- **What to do**: Go through the entries below and collect each line with the string "inch" in it.

=-=-=-=-=

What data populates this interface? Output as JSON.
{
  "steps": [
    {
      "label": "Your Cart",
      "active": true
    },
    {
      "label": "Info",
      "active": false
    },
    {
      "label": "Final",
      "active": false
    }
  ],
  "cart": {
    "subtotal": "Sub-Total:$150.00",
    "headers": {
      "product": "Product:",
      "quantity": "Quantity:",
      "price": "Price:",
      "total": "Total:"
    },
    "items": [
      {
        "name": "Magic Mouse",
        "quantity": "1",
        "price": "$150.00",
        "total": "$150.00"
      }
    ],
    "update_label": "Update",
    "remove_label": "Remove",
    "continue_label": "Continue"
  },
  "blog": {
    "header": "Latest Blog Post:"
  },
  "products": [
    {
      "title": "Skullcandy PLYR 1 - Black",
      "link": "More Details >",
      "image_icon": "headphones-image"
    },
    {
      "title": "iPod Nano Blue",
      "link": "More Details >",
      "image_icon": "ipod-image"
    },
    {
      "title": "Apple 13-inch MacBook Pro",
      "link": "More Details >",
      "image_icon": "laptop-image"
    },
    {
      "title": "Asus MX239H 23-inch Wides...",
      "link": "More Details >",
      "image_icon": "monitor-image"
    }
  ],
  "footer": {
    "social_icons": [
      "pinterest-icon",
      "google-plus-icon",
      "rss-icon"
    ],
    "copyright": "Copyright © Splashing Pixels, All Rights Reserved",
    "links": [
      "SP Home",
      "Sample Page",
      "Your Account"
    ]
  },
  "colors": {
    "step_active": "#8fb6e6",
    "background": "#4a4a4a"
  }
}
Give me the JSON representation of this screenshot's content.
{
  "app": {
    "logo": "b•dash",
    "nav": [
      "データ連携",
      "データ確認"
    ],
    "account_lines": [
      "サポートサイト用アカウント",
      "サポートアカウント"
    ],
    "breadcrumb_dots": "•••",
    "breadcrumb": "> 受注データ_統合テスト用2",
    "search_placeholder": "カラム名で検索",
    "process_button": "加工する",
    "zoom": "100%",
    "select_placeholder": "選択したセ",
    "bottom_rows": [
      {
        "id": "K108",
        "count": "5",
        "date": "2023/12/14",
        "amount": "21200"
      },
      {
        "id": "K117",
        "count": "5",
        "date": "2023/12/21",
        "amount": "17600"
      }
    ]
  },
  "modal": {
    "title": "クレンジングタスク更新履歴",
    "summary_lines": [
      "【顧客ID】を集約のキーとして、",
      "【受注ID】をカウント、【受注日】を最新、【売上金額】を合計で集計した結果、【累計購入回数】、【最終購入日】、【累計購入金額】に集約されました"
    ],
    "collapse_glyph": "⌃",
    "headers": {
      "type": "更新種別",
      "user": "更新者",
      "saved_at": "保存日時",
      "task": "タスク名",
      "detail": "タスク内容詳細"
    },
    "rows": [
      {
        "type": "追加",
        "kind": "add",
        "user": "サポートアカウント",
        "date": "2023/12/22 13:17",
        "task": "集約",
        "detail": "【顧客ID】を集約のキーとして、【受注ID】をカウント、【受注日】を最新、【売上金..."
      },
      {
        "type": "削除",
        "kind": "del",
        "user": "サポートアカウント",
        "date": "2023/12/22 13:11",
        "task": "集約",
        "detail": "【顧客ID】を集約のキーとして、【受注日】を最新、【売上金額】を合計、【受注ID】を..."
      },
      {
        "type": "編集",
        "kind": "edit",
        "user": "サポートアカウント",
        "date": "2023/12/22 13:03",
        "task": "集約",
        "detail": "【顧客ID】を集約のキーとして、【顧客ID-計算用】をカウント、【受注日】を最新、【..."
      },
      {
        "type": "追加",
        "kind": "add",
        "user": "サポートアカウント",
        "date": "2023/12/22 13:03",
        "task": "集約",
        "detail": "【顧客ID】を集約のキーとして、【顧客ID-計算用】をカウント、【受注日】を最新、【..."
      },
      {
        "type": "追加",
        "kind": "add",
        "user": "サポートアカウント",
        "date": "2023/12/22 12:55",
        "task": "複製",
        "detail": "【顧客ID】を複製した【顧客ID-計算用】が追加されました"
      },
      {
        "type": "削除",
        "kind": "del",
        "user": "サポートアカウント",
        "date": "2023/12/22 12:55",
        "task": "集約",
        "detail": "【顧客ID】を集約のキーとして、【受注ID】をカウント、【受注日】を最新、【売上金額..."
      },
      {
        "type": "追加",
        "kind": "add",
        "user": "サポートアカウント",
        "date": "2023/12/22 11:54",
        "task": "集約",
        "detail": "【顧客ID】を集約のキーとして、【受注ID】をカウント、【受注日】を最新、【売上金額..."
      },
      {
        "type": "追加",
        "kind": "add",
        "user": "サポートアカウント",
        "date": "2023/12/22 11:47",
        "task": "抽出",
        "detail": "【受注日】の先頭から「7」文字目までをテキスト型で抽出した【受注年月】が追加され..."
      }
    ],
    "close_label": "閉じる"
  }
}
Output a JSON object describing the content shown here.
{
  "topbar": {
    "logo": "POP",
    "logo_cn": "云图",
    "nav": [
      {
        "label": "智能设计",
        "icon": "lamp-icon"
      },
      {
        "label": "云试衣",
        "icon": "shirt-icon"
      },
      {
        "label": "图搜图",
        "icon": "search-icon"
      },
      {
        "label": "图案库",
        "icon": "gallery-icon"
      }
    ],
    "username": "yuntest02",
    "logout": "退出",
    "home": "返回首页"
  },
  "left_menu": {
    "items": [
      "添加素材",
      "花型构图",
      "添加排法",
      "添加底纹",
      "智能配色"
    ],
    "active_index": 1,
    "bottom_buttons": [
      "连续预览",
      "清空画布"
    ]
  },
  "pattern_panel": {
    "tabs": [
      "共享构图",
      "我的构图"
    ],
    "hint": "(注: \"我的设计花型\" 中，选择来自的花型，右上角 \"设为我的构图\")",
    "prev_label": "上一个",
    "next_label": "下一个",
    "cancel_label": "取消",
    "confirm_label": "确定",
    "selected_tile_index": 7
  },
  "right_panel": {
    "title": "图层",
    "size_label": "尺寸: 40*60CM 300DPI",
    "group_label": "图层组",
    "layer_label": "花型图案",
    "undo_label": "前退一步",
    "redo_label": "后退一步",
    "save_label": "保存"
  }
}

=-=-=-=-=

- **Result**:
      "title": "Apple 13-inch MacBook Pro",
      "title": "Asus MX239H 23-inch Wides...",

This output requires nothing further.